Stated task -
Continue the passage on the Washington Metro map, picking up right after its last sentence.

Excerpt provided -
────────────────

Detail of Final Silver Line Map from http://planitmetro.com/wp-content/uploads/2013/09/Final-Map-without-addresses-07-13-600x671.png

While Metro’s map may not be quite as iconic as the London Underground’s map, the relatively clean look of it is unmistakable at a glance. Even video games set in Washington use riffs on the snaking colored lines to conjure up the map without having to get permission to use the real thing, as in Fallout 3.

────────────────

Records supplied -
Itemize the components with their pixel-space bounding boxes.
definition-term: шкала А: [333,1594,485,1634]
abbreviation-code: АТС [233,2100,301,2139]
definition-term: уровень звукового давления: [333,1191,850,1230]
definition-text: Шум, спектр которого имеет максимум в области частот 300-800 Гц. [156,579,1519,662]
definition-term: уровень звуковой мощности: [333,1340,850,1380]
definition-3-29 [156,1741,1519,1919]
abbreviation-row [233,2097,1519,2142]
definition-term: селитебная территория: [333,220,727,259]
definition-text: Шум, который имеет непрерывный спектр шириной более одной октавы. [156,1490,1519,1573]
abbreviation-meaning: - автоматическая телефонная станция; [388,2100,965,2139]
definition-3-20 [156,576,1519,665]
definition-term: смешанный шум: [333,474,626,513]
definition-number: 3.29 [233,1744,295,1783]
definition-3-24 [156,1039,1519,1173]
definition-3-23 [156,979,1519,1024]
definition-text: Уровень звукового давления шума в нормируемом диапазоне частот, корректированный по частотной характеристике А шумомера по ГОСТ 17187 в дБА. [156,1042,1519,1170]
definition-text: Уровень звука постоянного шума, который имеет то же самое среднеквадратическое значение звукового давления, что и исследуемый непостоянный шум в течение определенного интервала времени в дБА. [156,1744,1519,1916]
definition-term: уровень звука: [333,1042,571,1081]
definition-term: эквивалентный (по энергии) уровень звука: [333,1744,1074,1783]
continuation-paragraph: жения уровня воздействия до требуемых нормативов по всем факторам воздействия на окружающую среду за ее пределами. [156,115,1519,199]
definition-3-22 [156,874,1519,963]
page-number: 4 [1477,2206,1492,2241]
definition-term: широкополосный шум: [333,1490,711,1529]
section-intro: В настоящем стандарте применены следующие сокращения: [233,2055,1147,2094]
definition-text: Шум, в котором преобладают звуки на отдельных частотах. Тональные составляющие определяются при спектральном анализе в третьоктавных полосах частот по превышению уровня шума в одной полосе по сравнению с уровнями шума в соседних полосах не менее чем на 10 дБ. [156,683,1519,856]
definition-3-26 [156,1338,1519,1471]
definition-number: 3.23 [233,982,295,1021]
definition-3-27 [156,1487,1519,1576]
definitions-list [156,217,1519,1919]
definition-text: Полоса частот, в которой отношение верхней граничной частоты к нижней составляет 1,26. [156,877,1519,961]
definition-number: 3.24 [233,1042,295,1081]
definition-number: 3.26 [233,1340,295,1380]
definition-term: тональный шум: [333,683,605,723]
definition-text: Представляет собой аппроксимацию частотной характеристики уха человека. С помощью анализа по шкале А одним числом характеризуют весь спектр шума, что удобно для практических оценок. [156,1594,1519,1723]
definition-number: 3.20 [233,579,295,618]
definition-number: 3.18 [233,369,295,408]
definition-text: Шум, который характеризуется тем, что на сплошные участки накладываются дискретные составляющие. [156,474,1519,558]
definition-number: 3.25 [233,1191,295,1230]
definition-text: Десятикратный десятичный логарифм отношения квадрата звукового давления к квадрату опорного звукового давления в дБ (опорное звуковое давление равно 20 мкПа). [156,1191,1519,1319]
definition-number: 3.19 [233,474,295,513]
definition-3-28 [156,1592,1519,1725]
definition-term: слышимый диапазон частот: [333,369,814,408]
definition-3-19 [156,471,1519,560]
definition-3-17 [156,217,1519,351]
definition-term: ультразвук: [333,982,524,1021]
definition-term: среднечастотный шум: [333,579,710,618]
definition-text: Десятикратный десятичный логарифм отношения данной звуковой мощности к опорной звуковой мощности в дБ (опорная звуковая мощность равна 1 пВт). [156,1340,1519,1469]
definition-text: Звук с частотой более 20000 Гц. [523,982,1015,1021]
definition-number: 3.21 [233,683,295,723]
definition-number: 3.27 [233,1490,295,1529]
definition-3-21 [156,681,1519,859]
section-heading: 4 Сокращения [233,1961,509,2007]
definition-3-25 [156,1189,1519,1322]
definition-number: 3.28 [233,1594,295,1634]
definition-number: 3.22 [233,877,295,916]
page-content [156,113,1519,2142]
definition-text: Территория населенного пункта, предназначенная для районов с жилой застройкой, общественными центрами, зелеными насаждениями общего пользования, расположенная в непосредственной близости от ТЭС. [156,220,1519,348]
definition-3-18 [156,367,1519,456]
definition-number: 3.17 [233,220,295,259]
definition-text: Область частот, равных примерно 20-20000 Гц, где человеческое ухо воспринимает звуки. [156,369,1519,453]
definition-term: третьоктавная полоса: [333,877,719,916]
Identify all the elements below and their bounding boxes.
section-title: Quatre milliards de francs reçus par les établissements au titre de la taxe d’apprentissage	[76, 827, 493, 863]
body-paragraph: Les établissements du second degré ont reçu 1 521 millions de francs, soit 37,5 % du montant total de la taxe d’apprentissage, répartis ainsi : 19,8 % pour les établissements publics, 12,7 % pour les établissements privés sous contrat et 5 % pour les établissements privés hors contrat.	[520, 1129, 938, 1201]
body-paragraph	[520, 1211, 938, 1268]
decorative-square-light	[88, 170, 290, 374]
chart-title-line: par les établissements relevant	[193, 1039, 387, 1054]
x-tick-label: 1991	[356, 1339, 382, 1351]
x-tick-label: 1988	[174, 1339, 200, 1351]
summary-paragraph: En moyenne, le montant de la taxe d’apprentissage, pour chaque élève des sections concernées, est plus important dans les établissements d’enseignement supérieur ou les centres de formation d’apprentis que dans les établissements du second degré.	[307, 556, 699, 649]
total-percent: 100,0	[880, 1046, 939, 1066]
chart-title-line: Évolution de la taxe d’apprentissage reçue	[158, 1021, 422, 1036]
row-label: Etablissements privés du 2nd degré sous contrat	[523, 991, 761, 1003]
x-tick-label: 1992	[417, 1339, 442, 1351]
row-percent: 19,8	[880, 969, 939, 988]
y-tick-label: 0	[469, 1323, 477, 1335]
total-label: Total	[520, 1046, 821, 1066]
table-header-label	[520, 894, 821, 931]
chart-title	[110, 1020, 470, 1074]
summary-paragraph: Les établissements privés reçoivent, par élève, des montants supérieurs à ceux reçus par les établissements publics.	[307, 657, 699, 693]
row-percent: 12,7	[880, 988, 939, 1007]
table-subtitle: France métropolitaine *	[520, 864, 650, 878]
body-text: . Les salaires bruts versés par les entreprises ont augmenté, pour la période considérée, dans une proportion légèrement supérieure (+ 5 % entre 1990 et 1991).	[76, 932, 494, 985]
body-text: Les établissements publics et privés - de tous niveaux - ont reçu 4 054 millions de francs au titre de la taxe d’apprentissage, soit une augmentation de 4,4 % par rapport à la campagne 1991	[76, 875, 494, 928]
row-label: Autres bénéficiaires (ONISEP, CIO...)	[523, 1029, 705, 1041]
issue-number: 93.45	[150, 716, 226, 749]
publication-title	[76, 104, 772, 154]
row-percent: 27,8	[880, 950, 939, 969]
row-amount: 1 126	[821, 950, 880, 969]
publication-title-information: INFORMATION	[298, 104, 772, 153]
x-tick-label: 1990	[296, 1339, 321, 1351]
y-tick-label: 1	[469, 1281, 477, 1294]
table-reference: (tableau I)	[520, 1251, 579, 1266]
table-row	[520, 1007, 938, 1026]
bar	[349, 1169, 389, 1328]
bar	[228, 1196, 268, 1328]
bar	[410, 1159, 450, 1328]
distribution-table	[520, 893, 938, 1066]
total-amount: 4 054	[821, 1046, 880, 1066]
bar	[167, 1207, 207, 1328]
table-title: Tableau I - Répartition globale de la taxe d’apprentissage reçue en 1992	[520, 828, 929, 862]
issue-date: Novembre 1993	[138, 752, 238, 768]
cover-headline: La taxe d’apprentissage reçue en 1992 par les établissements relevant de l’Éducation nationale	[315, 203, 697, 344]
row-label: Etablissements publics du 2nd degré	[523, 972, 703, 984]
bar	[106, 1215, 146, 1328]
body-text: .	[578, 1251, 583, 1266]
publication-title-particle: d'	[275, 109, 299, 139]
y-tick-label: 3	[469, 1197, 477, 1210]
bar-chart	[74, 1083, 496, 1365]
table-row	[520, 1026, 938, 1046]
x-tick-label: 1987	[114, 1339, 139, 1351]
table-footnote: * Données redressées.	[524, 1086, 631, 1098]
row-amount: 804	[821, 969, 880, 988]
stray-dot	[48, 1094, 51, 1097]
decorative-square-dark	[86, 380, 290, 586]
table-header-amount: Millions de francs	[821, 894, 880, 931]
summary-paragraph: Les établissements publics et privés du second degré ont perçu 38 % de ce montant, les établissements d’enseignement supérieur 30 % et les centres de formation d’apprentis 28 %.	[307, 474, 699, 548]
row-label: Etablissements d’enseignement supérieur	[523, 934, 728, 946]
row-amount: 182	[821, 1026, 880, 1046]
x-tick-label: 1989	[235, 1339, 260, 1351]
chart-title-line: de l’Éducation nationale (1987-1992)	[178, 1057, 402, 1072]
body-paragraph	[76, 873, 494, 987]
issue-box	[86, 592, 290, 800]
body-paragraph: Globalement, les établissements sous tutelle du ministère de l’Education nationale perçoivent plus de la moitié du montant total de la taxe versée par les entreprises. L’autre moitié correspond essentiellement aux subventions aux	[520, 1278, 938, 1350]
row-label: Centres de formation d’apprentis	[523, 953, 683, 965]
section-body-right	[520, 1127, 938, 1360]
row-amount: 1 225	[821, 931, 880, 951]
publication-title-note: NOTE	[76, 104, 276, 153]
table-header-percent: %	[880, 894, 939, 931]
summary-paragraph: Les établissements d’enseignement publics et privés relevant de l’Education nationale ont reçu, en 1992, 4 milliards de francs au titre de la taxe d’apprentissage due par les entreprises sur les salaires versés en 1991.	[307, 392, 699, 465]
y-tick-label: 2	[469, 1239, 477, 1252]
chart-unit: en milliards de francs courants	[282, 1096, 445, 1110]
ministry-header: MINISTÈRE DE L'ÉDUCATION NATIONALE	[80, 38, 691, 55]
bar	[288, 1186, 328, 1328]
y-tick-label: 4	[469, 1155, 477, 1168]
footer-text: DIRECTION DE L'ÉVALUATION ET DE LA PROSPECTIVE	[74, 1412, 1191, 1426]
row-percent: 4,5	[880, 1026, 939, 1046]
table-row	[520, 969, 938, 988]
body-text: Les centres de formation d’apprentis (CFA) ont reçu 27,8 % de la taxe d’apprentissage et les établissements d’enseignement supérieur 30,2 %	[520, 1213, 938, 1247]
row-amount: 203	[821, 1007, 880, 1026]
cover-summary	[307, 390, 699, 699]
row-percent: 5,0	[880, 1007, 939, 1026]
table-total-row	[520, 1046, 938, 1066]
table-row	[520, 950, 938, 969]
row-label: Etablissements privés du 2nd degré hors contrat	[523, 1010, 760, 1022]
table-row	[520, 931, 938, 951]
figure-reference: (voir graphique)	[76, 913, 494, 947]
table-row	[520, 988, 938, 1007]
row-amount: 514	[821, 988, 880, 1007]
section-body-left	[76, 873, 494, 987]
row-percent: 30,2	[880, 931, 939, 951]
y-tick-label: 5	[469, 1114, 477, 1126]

────────────────

Output of the task -
Fallout 3 Metro Map

Metro brought the original designer, Lance Wyman, back to revise the map, and according to Metro’s blog, PlanItMetro, he and his design team made the following adjustments:

  • Made street abbreviations consistent
  • Improved the geographic accuracy of the stations where possible
  • New icon for stations that are serviced by three rail lines: the traditional station dot with white extenders
  • Made the rail lines 24% thinner to ensure room for the Silver Line
  • Added the Anacostia National Park
  • Added the Metro Transit Police phone number
  • Added a note that the map is not to scale
  • Lightened the Beltway and jurisdiction borders to improve readability

I’m quite pleased with the final result. There’s a high density of information on the map, but it’s not cluttered at all. One perhaps wishes that the station names didn’t overlap the iconography of the monuments, but that’s a small quibble. I look forward to seeing the full-size versions of the new maps on trains and in stations soon.

(Image via PlanItMetro.)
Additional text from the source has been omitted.